Task instructions ▸
Count only the lines of the records that hold "hfls", then give the number without any other words.

Extracts from a graphics dataset

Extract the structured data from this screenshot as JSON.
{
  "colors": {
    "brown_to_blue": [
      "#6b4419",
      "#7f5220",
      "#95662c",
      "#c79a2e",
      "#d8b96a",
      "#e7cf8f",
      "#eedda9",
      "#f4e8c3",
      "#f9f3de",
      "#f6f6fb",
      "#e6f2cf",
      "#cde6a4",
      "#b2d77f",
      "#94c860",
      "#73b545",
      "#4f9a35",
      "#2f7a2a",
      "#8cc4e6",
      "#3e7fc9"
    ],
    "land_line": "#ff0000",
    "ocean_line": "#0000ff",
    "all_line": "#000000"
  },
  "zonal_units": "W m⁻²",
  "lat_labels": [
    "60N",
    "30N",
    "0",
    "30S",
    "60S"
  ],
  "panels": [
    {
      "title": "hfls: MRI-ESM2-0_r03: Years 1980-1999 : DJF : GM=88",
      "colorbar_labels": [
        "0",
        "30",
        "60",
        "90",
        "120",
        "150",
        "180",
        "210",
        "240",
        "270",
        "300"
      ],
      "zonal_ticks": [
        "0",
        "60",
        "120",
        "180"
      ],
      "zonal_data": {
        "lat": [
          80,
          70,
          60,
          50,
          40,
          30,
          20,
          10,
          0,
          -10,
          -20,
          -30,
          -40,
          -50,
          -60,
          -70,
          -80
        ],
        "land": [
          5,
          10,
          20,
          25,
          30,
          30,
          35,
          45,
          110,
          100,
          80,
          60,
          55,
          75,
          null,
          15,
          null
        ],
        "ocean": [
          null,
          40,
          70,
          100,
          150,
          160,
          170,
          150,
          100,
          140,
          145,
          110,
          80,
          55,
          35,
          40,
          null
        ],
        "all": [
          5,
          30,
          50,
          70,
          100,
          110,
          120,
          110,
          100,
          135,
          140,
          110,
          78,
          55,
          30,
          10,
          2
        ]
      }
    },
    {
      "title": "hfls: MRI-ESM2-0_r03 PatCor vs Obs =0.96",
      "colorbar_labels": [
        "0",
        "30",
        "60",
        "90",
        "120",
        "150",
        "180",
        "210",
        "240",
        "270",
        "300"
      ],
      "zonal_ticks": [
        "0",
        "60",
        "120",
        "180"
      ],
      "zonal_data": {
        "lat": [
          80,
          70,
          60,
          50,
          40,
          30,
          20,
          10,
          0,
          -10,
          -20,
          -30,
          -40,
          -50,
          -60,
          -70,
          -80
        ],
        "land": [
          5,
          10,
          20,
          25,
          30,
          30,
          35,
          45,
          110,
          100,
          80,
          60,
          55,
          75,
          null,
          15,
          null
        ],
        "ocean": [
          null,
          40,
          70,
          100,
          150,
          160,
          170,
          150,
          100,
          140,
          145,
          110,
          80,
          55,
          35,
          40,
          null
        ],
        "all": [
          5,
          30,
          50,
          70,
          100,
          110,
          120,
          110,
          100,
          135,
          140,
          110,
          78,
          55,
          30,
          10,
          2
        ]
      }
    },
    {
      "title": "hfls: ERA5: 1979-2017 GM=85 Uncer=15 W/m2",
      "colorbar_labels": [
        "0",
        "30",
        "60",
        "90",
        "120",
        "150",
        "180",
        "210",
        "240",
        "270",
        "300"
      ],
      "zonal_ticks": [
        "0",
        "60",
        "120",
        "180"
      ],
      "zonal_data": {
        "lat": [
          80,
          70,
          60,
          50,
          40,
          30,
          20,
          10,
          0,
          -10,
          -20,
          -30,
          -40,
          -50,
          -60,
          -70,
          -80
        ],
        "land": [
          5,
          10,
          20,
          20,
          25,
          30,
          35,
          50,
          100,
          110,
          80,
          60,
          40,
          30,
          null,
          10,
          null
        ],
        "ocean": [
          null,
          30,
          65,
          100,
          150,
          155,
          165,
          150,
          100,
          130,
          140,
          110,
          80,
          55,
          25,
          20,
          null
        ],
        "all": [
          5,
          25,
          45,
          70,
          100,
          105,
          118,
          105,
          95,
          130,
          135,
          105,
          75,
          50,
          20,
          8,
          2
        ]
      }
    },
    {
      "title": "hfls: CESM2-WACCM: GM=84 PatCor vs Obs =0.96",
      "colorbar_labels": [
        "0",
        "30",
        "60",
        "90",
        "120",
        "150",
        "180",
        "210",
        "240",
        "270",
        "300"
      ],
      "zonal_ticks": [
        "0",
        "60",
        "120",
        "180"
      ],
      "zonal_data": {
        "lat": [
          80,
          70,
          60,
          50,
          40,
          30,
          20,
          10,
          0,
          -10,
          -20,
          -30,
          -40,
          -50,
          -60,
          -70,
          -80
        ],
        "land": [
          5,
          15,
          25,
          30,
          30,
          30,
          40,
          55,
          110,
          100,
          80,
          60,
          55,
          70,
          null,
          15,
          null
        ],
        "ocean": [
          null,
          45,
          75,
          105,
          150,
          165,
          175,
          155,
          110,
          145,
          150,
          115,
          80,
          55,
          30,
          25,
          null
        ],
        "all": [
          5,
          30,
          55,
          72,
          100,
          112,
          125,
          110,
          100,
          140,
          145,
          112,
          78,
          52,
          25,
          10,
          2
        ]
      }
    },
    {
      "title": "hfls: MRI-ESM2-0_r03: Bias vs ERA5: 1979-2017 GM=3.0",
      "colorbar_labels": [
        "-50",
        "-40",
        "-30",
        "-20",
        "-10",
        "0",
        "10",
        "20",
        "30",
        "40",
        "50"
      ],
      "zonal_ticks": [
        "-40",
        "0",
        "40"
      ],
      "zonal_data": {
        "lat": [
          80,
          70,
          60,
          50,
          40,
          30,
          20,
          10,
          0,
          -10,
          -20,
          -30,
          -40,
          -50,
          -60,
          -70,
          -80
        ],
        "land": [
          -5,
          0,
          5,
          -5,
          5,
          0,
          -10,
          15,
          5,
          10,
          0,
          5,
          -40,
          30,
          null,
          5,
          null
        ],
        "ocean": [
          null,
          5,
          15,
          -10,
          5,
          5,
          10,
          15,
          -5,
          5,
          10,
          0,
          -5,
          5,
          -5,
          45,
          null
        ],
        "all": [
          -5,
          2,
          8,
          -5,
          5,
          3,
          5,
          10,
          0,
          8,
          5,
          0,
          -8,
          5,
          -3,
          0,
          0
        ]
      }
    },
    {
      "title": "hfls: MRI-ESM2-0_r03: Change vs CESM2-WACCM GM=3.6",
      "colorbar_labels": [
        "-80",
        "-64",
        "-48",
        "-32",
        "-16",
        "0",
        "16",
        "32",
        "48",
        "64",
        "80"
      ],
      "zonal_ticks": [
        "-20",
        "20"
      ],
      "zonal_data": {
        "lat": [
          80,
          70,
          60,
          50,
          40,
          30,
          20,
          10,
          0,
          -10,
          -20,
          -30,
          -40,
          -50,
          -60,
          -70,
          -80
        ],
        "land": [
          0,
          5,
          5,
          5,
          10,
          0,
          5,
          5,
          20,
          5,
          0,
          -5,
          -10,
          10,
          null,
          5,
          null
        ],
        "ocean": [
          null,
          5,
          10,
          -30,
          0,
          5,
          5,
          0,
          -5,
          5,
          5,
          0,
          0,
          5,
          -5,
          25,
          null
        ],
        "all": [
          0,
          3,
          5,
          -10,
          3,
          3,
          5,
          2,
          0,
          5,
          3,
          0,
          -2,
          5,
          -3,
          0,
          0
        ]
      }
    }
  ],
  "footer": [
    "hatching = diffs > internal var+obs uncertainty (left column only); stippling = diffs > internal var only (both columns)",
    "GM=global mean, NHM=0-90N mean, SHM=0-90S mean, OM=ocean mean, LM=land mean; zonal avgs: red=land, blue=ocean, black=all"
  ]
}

Exercise result ▸
6